Information given

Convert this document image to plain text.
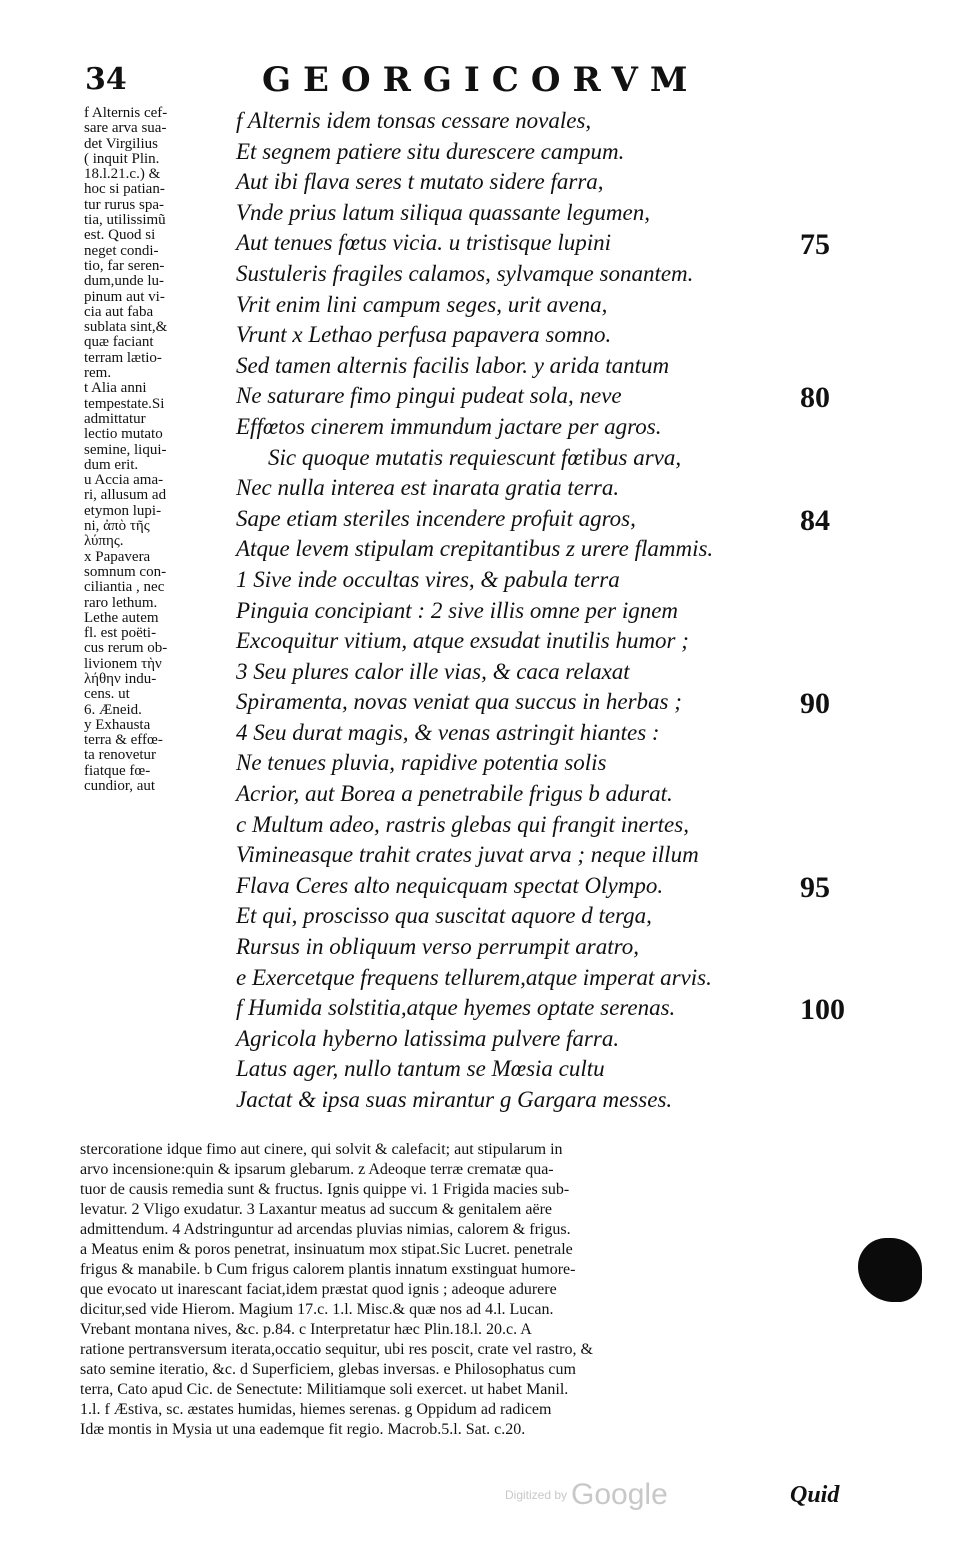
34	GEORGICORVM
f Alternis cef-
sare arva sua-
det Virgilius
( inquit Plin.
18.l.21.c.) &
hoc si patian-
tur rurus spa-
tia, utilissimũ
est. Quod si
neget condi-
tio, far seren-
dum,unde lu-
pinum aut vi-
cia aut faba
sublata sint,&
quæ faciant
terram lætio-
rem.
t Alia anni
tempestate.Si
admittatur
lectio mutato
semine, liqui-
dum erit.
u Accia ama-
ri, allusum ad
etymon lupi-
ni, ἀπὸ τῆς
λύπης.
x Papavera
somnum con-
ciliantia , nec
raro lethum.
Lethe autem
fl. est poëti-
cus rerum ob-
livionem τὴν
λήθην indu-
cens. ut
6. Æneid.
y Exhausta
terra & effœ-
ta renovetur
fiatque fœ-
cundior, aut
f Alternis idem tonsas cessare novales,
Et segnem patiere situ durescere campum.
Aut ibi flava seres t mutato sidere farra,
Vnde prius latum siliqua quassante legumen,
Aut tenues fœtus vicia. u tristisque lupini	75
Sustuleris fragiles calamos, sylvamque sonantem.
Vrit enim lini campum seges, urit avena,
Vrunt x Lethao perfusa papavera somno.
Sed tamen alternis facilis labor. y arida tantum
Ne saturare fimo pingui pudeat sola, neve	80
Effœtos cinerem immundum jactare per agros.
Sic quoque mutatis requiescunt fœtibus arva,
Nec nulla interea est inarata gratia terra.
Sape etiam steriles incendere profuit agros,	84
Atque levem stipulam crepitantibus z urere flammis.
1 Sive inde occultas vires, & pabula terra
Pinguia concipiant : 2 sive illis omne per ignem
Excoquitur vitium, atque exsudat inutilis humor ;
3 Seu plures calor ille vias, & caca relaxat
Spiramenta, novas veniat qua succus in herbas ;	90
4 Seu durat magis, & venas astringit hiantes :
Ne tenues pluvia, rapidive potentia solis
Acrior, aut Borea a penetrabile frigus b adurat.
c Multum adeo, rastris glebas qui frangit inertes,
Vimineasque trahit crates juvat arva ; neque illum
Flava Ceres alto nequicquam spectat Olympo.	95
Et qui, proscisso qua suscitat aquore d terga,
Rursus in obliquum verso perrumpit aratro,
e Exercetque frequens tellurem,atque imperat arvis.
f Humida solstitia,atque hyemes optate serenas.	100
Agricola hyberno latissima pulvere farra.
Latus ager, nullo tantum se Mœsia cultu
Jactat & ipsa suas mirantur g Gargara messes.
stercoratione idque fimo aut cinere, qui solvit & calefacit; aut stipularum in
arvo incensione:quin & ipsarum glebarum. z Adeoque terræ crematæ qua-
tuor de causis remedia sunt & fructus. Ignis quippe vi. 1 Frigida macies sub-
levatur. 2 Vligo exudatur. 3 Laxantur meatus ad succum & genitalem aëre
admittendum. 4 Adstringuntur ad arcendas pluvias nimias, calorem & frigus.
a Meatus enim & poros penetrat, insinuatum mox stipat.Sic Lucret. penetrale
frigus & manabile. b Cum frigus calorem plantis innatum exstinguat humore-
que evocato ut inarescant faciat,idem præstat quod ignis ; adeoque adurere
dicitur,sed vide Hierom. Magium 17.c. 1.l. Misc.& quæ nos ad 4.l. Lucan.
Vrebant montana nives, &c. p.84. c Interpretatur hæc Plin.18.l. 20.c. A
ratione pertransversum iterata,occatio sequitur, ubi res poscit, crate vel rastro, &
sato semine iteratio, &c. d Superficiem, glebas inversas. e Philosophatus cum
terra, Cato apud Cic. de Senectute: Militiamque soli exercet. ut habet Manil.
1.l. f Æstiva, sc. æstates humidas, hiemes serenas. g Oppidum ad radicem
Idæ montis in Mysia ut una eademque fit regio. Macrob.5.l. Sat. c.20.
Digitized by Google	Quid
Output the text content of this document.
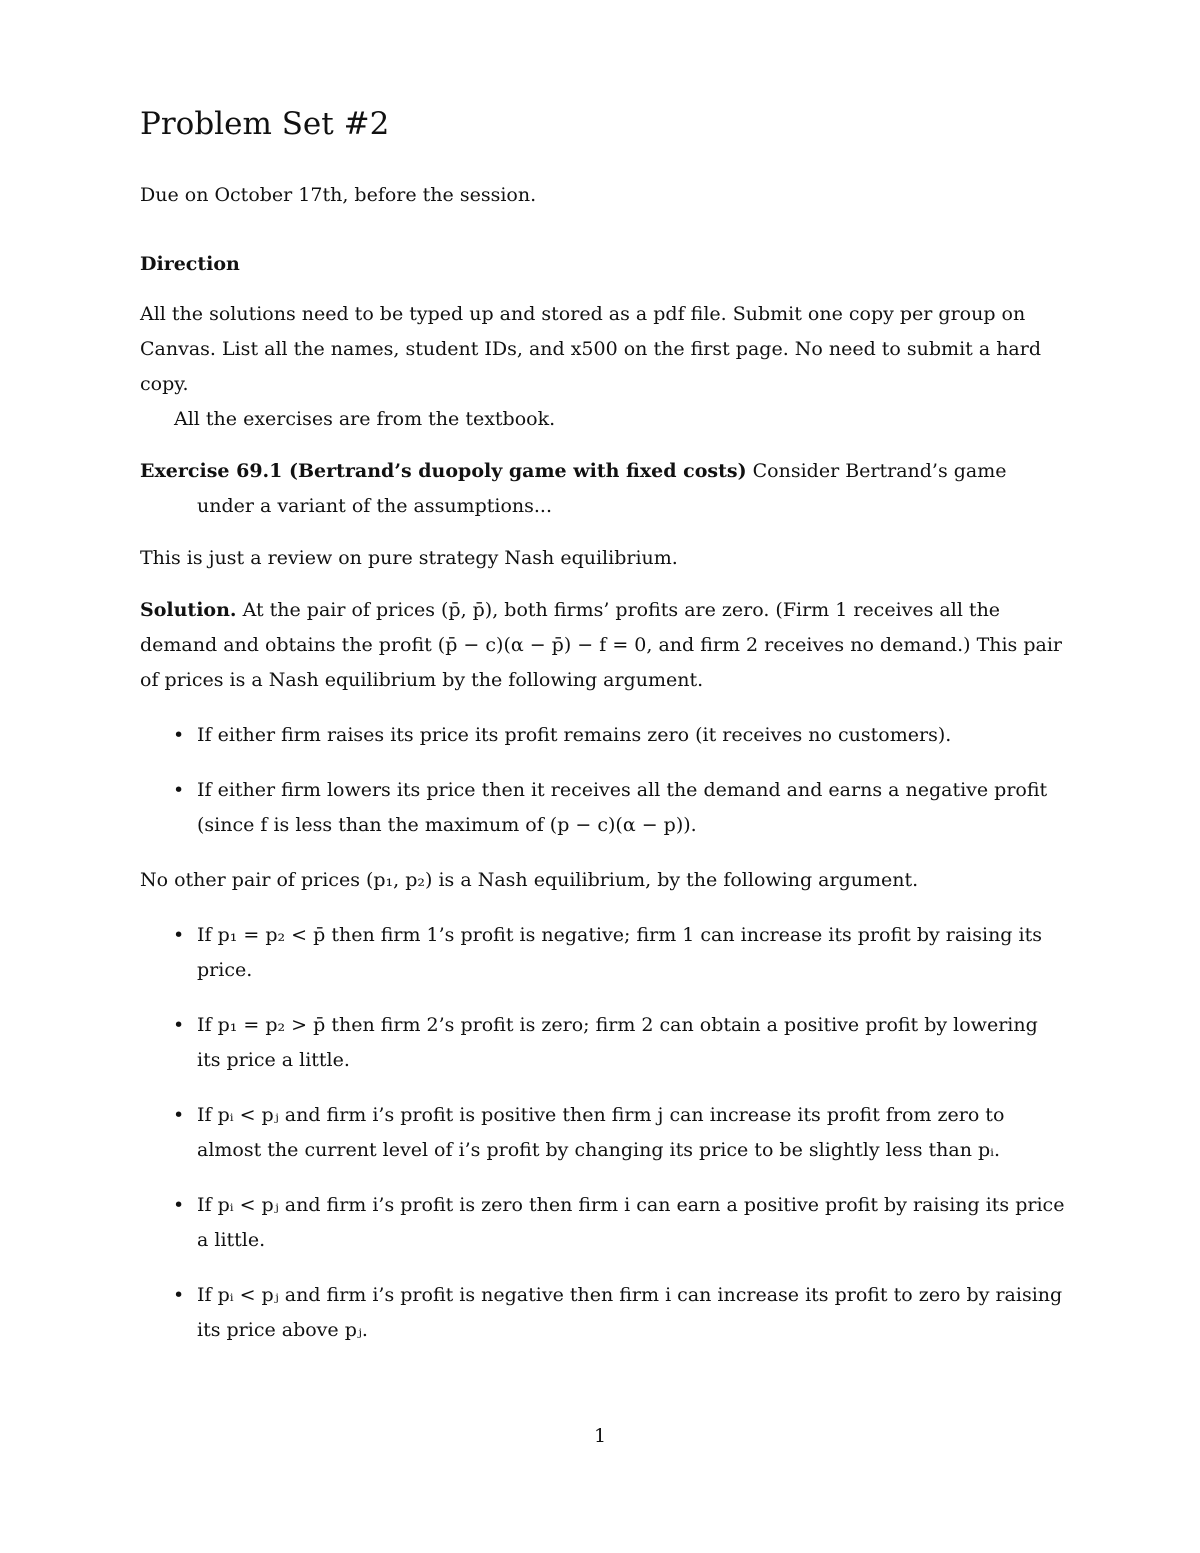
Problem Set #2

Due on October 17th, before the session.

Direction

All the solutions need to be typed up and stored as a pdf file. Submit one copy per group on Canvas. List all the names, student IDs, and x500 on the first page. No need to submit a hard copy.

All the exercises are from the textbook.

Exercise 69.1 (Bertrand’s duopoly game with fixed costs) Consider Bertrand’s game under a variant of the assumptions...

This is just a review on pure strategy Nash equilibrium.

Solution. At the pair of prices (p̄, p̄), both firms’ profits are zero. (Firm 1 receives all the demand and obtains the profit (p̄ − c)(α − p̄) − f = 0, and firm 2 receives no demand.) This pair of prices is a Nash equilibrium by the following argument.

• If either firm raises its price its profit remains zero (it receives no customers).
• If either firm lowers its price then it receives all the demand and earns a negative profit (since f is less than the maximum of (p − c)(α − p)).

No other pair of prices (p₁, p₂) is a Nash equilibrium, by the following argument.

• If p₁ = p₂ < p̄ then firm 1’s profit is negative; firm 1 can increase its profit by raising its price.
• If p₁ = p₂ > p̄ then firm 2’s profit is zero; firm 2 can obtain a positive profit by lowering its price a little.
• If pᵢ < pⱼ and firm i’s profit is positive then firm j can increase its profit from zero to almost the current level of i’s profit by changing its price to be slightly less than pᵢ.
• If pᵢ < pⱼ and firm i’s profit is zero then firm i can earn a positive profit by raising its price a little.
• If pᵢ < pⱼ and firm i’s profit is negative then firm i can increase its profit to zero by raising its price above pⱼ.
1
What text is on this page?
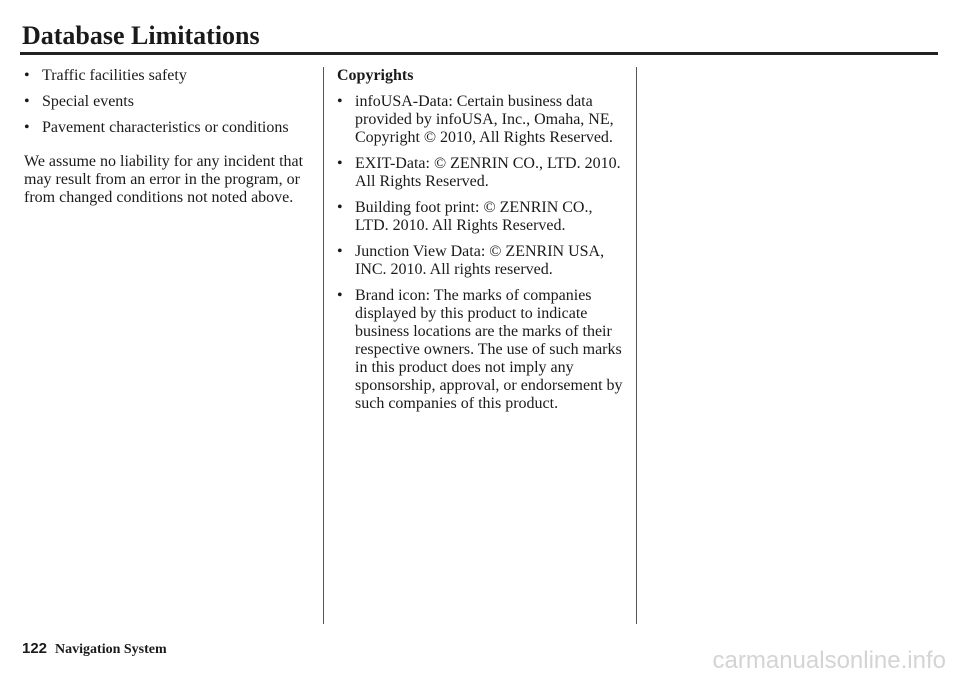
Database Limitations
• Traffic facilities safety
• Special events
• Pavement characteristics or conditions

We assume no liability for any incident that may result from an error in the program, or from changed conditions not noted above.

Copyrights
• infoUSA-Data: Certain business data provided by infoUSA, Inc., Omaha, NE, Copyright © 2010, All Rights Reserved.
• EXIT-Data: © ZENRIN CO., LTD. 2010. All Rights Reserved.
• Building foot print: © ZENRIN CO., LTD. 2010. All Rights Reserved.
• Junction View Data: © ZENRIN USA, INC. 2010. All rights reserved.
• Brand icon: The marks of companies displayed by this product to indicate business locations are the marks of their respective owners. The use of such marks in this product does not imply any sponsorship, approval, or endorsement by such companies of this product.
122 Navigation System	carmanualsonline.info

Task details
Write out all the records again, exactly, minus any pictures.

The completed task
Convert this document image to plain text.
34	GEORGICORVM
f Alternis cef-
sare arva sua-
det Virgilius
( inquit Plin.
18.l.21.c.) &
hoc si patian-
tur rurus spa-
tia, utilissimũ
est. Quod si
neget condi-
tio, far seren-
dum,unde lu-
pinum aut vi-
cia aut faba
sublata sint,&
quæ faciant
terram lætio-
rem.
t Alia anni
tempestate.Si
admittatur
lectio mutato
semine, liqui-
dum erit.
u Accia ama-
ri, allusum ad
etymon lupi-
ni, ἀπὸ τῆς
λύπης.
x Papavera
somnum con-
ciliantia , nec
raro lethum.
Lethe autem
fl. est poëti-
cus rerum ob-
livionem τὴν
λήθην indu-
cens. ut
6. Æneid.
y Exhausta
terra & effœ-
ta renovetur
fiatque fœ-
cundior, aut
f Alternis idem tonsas cessare novales,
Et segnem patiere situ durescere campum.
Aut ibi flava seres t mutato sidere farra,
Vnde prius latum siliqua quassante legumen,
Aut tenues fœtus vicia. u tristisque lupini	75
Sustuleris fragiles calamos, sylvamque sonantem.
Vrit enim lini campum seges, urit avena,
Vrunt x Lethao perfusa papavera somno.
Sed tamen alternis facilis labor. y arida tantum
Ne saturare fimo pingui pudeat sola, neve	80
Effœtos cinerem immundum jactare per agros.
Sic quoque mutatis requiescunt fœtibus arva,
Nec nulla interea est inarata gratia terra.
Sape etiam steriles incendere profuit agros,	84
Atque levem stipulam crepitantibus z urere flammis.
1 Sive inde occultas vires, & pabula terra
Pinguia concipiant : 2 sive illis omne per ignem
Excoquitur vitium, atque exsudat inutilis humor ;
3 Seu plures calor ille vias, & caca relaxat
Spiramenta, novas veniat qua succus in herbas ;	90
4 Seu durat magis, & venas astringit hiantes :
Ne tenues pluvia, rapidive potentia solis
Acrior, aut Borea a penetrabile frigus b adurat.
c Multum adeo, rastris glebas qui frangit inertes,
Vimineasque trahit crates juvat arva ; neque illum
Flava Ceres alto nequicquam spectat Olympo.	95
Et qui, proscisso qua suscitat aquore d terga,
Rursus in obliquum verso perrumpit aratro,
e Exercetque frequens tellurem,atque imperat arvis.
f Humida solstitia,atque hyemes optate serenas.	100
Agricola hyberno latissima pulvere farra.
Latus ager, nullo tantum se Mœsia cultu
Jactat & ipsa suas mirantur g Gargara messes.
stercoratione idque fimo aut cinere, qui solvit & calefacit; aut stipularum in
arvo incensione:quin & ipsarum glebarum. z Adeoque terræ crematæ qua-
tuor de causis remedia sunt & fructus. Ignis quippe vi. 1 Frigida macies sub-
levatur. 2 Vligo exudatur. 3 Laxantur meatus ad succum & genitalem aëre
admittendum. 4 Adstringuntur ad arcendas pluvias nimias, calorem & frigus.
a Meatus enim & poros penetrat, insinuatum mox stipat.Sic Lucret. penetrale
frigus & manabile. b Cum frigus calorem plantis innatum exstinguat humore-
que evocato ut inarescant faciat,idem præstat quod ignis ; adeoque adurere
dicitur,sed vide Hierom. Magium 17.c. 1.l. Misc.& quæ nos ad 4.l. Lucan.
Vrebant montana nives, &c. p.84. c Interpretatur hæc Plin.18.l. 20.c. A
ratione pertransversum iterata,occatio sequitur, ubi res poscit, crate vel rastro, &
sato semine iteratio, &c. d Superficiem, glebas inversas. e Philosophatus cum
terra, Cato apud Cic. de Senectute: Militiamque soli exercet. ut habet Manil.
1.l. f Æstiva, sc. æstates humidas, hiemes serenas. g Oppidum ad radicem
Idæ montis in Mysia ut una eademque fit regio. Macrob.5.l. Sat. c.20.
Digitized by Google	Quid
Output the text content of this document.
Problem Set #2

Due on October 17th, before the session.

Direction

All the solutions need to be typed up and stored as a pdf file. Submit one copy per group on Canvas. List all the names, student IDs, and x500 on the first page. No need to submit a hard copy.

All the exercises are from the textbook.

Exercise 69.1 (Bertrand’s duopoly game with fixed costs) Consider Bertrand’s game under a variant of the assumptions...

This is just a review on pure strategy Nash equilibrium.

Solution. At the pair of prices (p̄, p̄), both firms’ profits are zero. (Firm 1 receives all the demand and obtains the profit (p̄ − c)(α − p̄) − f = 0, and firm 2 receives no demand.) This pair of prices is a Nash equilibrium by the following argument.

• If either firm raises its price its profit remains zero (it receives no customers).
• If either firm lowers its price then it receives all the demand and earns a negative profit (since f is less than the maximum of (p − c)(α − p)).

No other pair of prices (p₁, p₂) is a Nash equilibrium, by the following argument.

• If p₁ = p₂ < p̄ then firm 1’s profit is negative; firm 1 can increase its profit by raising its price.
• If p₁ = p₂ > p̄ then firm 2’s profit is zero; firm 2 can obtain a positive profit by lowering its price a little.
• If pᵢ < pⱼ and firm i’s profit is positive then firm j can increase its profit from zero to almost the current level of i’s profit by changing its price to be slightly less than pᵢ.
• If pᵢ < pⱼ and firm i’s profit is zero then firm i can earn a positive profit by raising its price a little.
• If pᵢ < pⱼ and firm i’s profit is negative then firm i can increase its profit to zero by raising its price above pⱼ.
1
What text is on this page?
Database Limitations
• Traffic facilities safety
• Special events
• Pavement characteristics or conditions

We assume no liability for any incident that may result from an error in the program, or from changed conditions not noted above.

Copyrights
• infoUSA-Data: Certain business data provided by infoUSA, Inc., Omaha, NE, Copyright © 2010, All Rights Reserved.
• EXIT-Data: © ZENRIN CO., LTD. 2010. All Rights Reserved.
• Building foot print: © ZENRIN CO., LTD. 2010. All Rights Reserved.
• Junction View Data: © ZENRIN USA, INC. 2010. All rights reserved.
• Brand icon: The marks of companies displayed by this product to indicate business locations are the marks of their respective owners. The use of such marks in this product does not imply any sponsorship, approval, or endorsement by such companies of this product.
122 Navigation System	carmanualsonline.info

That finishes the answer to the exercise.